• Written request:
Could you reproduce all of the material below line for line, without changing a single character?

• Input for this task:
------------------------------------------------

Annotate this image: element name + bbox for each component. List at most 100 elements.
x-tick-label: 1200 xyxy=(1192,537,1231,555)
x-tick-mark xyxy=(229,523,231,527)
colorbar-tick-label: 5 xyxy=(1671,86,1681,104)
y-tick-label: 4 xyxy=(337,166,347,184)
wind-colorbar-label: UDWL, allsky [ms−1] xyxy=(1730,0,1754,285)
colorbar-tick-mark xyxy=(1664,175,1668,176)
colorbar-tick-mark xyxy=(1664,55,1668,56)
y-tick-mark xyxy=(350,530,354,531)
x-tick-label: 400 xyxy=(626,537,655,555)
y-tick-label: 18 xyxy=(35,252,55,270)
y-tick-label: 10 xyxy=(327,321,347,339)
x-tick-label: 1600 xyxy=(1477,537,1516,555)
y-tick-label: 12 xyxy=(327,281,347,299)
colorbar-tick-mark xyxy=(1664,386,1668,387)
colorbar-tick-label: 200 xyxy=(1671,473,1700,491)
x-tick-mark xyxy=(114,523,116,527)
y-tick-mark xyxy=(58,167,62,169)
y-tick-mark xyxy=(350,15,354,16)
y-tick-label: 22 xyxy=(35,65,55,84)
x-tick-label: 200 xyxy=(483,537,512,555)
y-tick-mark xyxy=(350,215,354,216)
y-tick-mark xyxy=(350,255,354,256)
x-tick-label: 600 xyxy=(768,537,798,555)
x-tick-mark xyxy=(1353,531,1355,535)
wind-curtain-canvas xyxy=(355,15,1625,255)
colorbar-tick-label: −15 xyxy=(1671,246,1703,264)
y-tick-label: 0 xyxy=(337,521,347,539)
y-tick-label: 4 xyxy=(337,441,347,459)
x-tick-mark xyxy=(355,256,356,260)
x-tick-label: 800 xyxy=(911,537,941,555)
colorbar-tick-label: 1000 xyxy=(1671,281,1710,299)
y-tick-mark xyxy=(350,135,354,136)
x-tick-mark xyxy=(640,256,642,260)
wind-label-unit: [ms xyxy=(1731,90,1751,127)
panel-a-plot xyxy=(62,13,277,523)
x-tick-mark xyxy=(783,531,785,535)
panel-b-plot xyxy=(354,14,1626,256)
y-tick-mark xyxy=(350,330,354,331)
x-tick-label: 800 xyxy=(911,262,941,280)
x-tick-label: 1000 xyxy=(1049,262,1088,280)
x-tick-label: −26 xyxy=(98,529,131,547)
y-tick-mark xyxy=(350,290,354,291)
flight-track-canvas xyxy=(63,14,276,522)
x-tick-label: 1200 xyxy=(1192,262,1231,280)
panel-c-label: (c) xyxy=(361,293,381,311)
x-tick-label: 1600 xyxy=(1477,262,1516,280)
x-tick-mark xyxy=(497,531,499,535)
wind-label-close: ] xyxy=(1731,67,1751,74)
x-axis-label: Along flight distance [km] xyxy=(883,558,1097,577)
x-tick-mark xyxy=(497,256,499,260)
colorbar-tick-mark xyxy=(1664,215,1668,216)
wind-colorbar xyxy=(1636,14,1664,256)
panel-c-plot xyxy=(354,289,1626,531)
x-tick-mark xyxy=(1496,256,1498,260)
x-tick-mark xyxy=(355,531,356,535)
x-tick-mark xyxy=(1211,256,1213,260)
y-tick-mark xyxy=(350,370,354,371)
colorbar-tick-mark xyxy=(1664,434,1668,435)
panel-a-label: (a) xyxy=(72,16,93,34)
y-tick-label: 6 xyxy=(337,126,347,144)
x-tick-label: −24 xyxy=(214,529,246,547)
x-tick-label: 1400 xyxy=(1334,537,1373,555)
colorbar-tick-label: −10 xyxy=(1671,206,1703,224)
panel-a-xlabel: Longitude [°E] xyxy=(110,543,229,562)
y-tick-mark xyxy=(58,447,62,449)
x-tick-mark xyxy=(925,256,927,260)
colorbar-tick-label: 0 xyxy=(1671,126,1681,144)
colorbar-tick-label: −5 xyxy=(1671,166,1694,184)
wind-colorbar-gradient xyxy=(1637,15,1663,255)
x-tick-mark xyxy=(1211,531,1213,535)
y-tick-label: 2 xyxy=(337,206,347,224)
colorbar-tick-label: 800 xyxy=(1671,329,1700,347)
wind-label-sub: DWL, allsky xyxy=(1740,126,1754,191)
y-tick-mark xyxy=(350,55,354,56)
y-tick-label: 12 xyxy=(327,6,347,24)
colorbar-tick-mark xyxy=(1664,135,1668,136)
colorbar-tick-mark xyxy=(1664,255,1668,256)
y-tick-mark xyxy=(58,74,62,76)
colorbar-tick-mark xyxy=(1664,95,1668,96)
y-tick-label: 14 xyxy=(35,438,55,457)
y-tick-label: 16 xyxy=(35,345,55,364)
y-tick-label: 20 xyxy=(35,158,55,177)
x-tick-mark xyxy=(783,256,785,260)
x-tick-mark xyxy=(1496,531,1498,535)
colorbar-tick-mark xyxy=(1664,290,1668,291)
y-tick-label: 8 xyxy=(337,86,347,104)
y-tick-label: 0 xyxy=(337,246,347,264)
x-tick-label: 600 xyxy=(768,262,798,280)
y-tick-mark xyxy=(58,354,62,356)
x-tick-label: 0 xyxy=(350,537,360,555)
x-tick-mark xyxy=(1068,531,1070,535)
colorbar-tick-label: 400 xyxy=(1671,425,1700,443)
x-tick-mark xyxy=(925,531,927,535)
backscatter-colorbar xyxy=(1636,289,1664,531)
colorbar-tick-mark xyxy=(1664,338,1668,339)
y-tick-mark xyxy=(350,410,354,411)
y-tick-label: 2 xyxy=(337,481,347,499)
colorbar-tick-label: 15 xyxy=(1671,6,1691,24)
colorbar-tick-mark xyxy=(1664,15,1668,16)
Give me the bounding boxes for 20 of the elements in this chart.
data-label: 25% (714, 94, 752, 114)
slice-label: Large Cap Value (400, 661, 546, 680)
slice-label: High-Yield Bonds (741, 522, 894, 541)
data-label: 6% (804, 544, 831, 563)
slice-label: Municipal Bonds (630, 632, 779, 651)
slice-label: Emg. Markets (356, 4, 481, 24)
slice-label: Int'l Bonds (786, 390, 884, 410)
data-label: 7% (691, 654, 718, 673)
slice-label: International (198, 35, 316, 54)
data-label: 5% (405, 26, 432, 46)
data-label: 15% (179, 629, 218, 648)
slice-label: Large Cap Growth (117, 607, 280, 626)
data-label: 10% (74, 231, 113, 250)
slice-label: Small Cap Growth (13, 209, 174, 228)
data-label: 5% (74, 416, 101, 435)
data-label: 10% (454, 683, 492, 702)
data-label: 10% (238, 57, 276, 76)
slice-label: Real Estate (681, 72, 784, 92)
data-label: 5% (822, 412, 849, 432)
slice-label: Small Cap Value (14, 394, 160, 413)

------------------------------------------------

• Written reply:
Annotate this image: element name + bbox for each component. List at most 100 elements.
x-tick-label: 1200 xyxy=(1192,537,1231,555)
x-tick-mark xyxy=(229,523,231,527)
colorbar-tick-label: 5 xyxy=(1671,86,1681,104)
y-tick-label: 4 xyxy=(337,166,347,184)
wind-colorbar-label: UDWL, allsky [ms−1] xyxy=(1730,0,1754,285)
colorbar-tick-mark xyxy=(1664,175,1668,176)
colorbar-tick-mark xyxy=(1664,55,1668,56)
y-tick-mark xyxy=(350,530,354,531)
x-tick-label: 400 xyxy=(626,537,655,555)
y-tick-label: 18 xyxy=(35,252,55,270)
y-tick-label: 10 xyxy=(327,321,347,339)
x-tick-label: 1600 xyxy=(1477,537,1516,555)
y-tick-label: 12 xyxy=(327,281,347,299)
colorbar-tick-mark xyxy=(1664,386,1668,387)
colorbar-tick-label: 200 xyxy=(1671,473,1700,491)
x-tick-mark xyxy=(114,523,116,527)
y-tick-mark xyxy=(58,167,62,169)
y-tick-mark xyxy=(350,15,354,16)
y-tick-label: 22 xyxy=(35,65,55,84)
x-tick-label: 200 xyxy=(483,537,512,555)
y-tick-mark xyxy=(350,215,354,216)
y-tick-mark xyxy=(350,255,354,256)
x-tick-label: 600 xyxy=(768,537,798,555)
x-tick-mark xyxy=(1353,531,1355,535)
wind-curtain-canvas xyxy=(355,15,1625,255)
colorbar-tick-label: −15 xyxy=(1671,246,1703,264)
y-tick-label: 0 xyxy=(337,521,347,539)
y-tick-label: 4 xyxy=(337,441,347,459)
x-tick-mark xyxy=(355,256,356,260)
x-tick-label: 800 xyxy=(911,537,941,555)
colorbar-tick-label: 1000 xyxy=(1671,281,1710,299)
y-tick-mark xyxy=(350,135,354,136)
x-tick-mark xyxy=(640,256,642,260)
wind-label-unit: [ms xyxy=(1731,90,1751,127)
panel-a-plot xyxy=(62,13,277,523)
x-tick-mark xyxy=(783,531,785,535)
panel-b-plot xyxy=(354,14,1626,256)
y-tick-mark xyxy=(350,330,354,331)
x-tick-label: 800 xyxy=(911,262,941,280)
x-tick-label: 1000 xyxy=(1049,262,1088,280)
x-tick-label: −26 xyxy=(98,529,131,547)
y-tick-mark xyxy=(350,290,354,291)
flight-track-canvas xyxy=(63,14,276,522)
x-tick-label: 1200 xyxy=(1192,262,1231,280)
panel-c-label: (c) xyxy=(361,293,381,311)
x-tick-label: 1600 xyxy=(1477,262,1516,280)
x-tick-mark xyxy=(497,531,499,535)
wind-label-close: ] xyxy=(1731,67,1751,74)
x-axis-label: Along flight distance [km] xyxy=(883,558,1097,577)
x-tick-mark xyxy=(497,256,499,260)
colorbar-tick-mark xyxy=(1664,215,1668,216)
wind-colorbar xyxy=(1636,14,1664,256)
panel-c-plot xyxy=(354,289,1626,531)
x-tick-mark xyxy=(1496,256,1498,260)
x-tick-mark xyxy=(355,531,356,535)
x-tick-mark xyxy=(1211,256,1213,260)
y-tick-mark xyxy=(350,370,354,371)
colorbar-tick-mark xyxy=(1664,434,1668,435)
panel-a-label: (a) xyxy=(72,16,93,34)
y-tick-label: 6 xyxy=(337,126,347,144)
x-tick-label: −24 xyxy=(214,529,246,547)
x-tick-label: 1400 xyxy=(1334,537,1373,555)
colorbar-tick-label: −10 xyxy=(1671,206,1703,224)
panel-a-xlabel: Longitude [°E] xyxy=(110,543,229,562)
y-tick-mark xyxy=(58,447,62,449)
x-tick-mark xyxy=(925,256,927,260)
colorbar-tick-label: 0 xyxy=(1671,126,1681,144)
colorbar-tick-label: −5 xyxy=(1671,166,1694,184)
wind-colorbar-gradient xyxy=(1637,15,1663,255)
x-tick-mark xyxy=(1211,531,1213,535)
y-tick-label: 2 xyxy=(337,206,347,224)
colorbar-tick-label: 800 xyxy=(1671,329,1700,347)
wind-label-sub: DWL, allsky xyxy=(1740,126,1754,191)
y-tick-mark xyxy=(350,55,354,56)
y-tick-label: 12 xyxy=(327,6,347,24)
colorbar-tick-mark xyxy=(1664,135,1668,136)
colorbar-tick-mark xyxy=(1664,255,1668,256)
y-tick-mark xyxy=(58,74,62,76)
colorbar-tick-mark xyxy=(1664,95,1668,96)
y-tick-label: 14 xyxy=(35,438,55,457)
y-tick-label: 16 xyxy=(35,345,55,364)
y-tick-label: 20 xyxy=(35,158,55,177)
x-tick-mark xyxy=(783,256,785,260)
x-tick-mark xyxy=(1496,531,1498,535)
colorbar-tick-mark xyxy=(1664,290,1668,291)
y-tick-label: 8 xyxy=(337,86,347,104)
y-tick-label: 0 xyxy=(337,246,347,264)
x-tick-label: 600 xyxy=(768,262,798,280)
y-tick-mark xyxy=(58,354,62,356)
x-tick-label: 0 xyxy=(350,537,360,555)
x-tick-mark xyxy=(1068,531,1070,535)
colorbar-tick-label: 400 xyxy=(1671,425,1700,443)
x-tick-mark xyxy=(925,531,927,535)
backscatter-colorbar xyxy=(1636,289,1664,531)
colorbar-tick-mark xyxy=(1664,338,1668,339)
y-tick-mark xyxy=(350,410,354,411)
y-tick-label: 2 xyxy=(337,481,347,499)
colorbar-tick-label: 15 xyxy=(1671,6,1691,24)
colorbar-tick-mark xyxy=(1664,15,1668,16)
Give me the bounding boxes for 20 of the elements in this chart.
data-label: 25% (714, 94, 752, 114)
slice-label: Large Cap Value (400, 661, 546, 680)
slice-label: High-Yield Bonds (741, 522, 894, 541)
data-label: 6% (804, 544, 831, 563)
slice-label: Municipal Bonds (630, 632, 779, 651)
slice-label: Emg. Markets (356, 4, 481, 24)
slice-label: Int'l Bonds (786, 390, 884, 410)
data-label: 7% (691, 654, 718, 673)
slice-label: International (198, 35, 316, 54)
data-label: 5% (405, 26, 432, 46)
data-label: 15% (179, 629, 218, 648)
slice-label: Large Cap Growth (117, 607, 280, 626)
data-label: 10% (74, 231, 113, 250)
slice-label: Small Cap Growth (13, 209, 174, 228)
data-label: 5% (74, 416, 101, 435)
data-label: 10% (454, 683, 492, 702)
data-label: 10% (238, 57, 276, 76)
slice-label: Real Estate (681, 72, 784, 92)
data-label: 5% (822, 412, 849, 432)
slice-label: Small Cap Value (14, 394, 160, 413)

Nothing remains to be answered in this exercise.